EXTRATO DA PÁGINA
Página  >  Edições  >  N.º 77  >  Educação e Memória

Educação e Memória

Escrito sob o signo da comemoração do cinquentenário da Declaração Universal dos Direitos do Homem, este artigo procura levantar algumas interrogações sobre a importância de manter viva a referência a determinadas datas históricas. Existem de facto datas-estrela, conforme a expressão feliz de Walter Benjamim, elas evocam a memória dos dias que fizeram a diferença. O dia 10 de Dezembro de 1948 é sem dúvida uma dessas datas cintilantes.
Em 1948 a humanidade acabava de acordar do pesadelo nazi, essa ferida para sempre inscrita na nossa memória e na nossa cultura. Os terríveis acontecimentos que marcaram a segunda guerra mundial tornaram a cultura ocidental menos segura em relação às certezas que vinha acumulando ao longo dos séculos. Todavia, a experiência dramática vivida por milhares de seres humanos durante o nazismo não atingiu apenas uma cultura em particular. Foi todo o sentido de cultura e de humanidade que ficou definitivamente posto em causa com essa experiência. Afinal, como lembram persistentemente muitos autores desta última metade do século, a cultura, só por si, não nos resguarda da barbárie. O que nos leva a reconhecer que a humanidade é acima de tudo um valor, um ideal a atingir, conforme o sublinha o texto aprovado pela Assembleia Geral das Nações Unidas em 1948.

LISTAGEM EXTRAÍDA
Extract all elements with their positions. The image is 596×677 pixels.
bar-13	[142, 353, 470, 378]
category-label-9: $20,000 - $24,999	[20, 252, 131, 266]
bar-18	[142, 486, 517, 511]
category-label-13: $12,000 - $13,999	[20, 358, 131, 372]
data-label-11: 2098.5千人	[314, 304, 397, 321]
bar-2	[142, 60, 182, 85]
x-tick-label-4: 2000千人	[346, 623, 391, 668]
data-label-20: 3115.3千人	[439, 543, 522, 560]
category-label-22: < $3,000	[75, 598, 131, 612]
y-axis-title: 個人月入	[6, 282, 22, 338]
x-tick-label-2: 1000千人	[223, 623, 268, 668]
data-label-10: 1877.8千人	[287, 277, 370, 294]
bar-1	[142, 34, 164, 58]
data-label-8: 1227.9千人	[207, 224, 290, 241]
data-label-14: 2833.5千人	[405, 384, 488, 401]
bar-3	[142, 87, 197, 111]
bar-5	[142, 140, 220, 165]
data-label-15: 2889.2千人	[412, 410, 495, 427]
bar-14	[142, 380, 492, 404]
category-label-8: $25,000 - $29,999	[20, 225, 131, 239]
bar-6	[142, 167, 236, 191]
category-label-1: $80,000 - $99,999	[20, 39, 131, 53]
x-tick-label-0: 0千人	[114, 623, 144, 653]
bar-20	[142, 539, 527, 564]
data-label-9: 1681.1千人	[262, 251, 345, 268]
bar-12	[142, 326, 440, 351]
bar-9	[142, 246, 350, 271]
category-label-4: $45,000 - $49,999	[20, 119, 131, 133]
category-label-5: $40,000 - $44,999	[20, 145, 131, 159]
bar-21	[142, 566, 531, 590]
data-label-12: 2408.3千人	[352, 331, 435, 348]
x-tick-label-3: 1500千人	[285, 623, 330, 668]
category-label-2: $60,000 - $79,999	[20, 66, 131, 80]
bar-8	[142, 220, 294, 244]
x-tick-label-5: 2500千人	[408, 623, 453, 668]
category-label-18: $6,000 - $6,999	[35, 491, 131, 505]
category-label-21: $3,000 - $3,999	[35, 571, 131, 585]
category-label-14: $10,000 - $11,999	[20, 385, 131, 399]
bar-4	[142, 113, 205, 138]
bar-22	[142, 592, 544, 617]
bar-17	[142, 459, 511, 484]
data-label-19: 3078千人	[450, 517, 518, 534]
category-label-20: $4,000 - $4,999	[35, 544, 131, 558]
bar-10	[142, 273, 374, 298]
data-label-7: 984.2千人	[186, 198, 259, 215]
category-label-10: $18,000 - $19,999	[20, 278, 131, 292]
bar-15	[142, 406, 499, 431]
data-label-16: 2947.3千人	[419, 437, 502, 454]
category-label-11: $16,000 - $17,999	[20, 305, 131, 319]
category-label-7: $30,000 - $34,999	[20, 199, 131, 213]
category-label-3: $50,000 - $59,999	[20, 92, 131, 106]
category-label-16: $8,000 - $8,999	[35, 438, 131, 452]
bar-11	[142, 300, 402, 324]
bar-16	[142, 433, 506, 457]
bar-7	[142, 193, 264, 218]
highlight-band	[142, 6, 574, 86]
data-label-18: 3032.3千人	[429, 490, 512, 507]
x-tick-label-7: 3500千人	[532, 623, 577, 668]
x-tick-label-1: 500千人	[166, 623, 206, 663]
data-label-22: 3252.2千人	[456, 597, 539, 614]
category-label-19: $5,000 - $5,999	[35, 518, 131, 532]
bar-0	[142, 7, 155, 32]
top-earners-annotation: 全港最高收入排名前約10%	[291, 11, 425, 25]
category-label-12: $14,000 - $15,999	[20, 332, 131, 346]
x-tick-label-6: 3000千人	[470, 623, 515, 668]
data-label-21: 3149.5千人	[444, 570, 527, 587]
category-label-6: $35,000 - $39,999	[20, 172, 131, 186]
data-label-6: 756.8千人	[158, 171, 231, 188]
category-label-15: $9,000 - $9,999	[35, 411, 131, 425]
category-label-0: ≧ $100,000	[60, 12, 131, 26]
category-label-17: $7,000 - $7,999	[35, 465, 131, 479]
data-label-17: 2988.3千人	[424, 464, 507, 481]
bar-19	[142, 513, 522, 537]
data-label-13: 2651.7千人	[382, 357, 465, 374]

TAREFAS
A) No extrato da página, que data é apresentada como uma das datas cintilantes?
B) Transcreva fielmente as linhas da listagem, começando na primeira e prosseguindo até à linha que contém "544, 131, 558]", inclusive.

RESPOSTAS DO EXERCÍCIO
A) O dia 10 de Dezembro de 1948.

B)
Extract all elements with their positions. The image is 596×677 pixels.
bar-13	[142, 353, 470, 378]
category-label-9: $20,000 - $24,999	[20, 252, 131, 266]
bar-18	[142, 486, 517, 511]
category-label-13: $12,000 - $13,999	[20, 358, 131, 372]
data-label-11: 2098.5千人	[314, 304, 397, 321]
bar-2	[142, 60, 182, 85]
x-tick-label-4: 2000千人	[346, 623, 391, 668]
data-label-20: 3115.3千人	[439, 543, 522, 560]
category-label-22: < $3,000	[75, 598, 131, 612]
y-axis-title: 個人月入	[6, 282, 22, 338]
x-tick-label-2: 1000千人	[223, 623, 268, 668]
data-label-10: 1877.8千人	[287, 277, 370, 294]
bar-1	[142, 34, 164, 58]
data-label-8: 1227.9千人	[207, 224, 290, 241]
data-label-14: 2833.5千人	[405, 384, 488, 401]
bar-3	[142, 87, 197, 111]
bar-5	[142, 140, 220, 165]
data-label-15: 2889.2千人	[412, 410, 495, 427]
bar-14	[142, 380, 492, 404]
category-label-8: $25,000 - $29,999	[20, 225, 131, 239]
bar-6	[142, 167, 236, 191]
category-label-1: $80,000 - $99,999	[20, 39, 131, 53]
x-tick-label-0: 0千人	[114, 623, 144, 653]
bar-20	[142, 539, 527, 564]
data-label-9: 1681.1千人	[262, 251, 345, 268]
bar-12	[142, 326, 440, 351]
bar-9	[142, 246, 350, 271]
category-label-4: $45,000 - $49,999	[20, 119, 131, 133]
category-label-5: $40,000 - $44,999	[20, 145, 131, 159]
bar-21	[142, 566, 531, 590]
data-label-12: 2408.3千人	[352, 331, 435, 348]
x-tick-label-3: 1500千人	[285, 623, 330, 668]
category-label-2: $60,000 - $79,999	[20, 66, 131, 80]
bar-8	[142, 220, 294, 244]
x-tick-label-5: 2500千人	[408, 623, 453, 668]
category-label-18: $6,000 - $6,999	[35, 491, 131, 505]
category-label-21: $3,000 - $3,999	[35, 571, 131, 585]
category-label-14: $10,000 - $11,999	[20, 385, 131, 399]
bar-4	[142, 113, 205, 138]
bar-22	[142, 592, 544, 617]
bar-17	[142, 459, 511, 484]
data-label-19: 3078千人	[450, 517, 518, 534]
category-label-20: $4,000 - $4,999	[35, 544, 131, 558]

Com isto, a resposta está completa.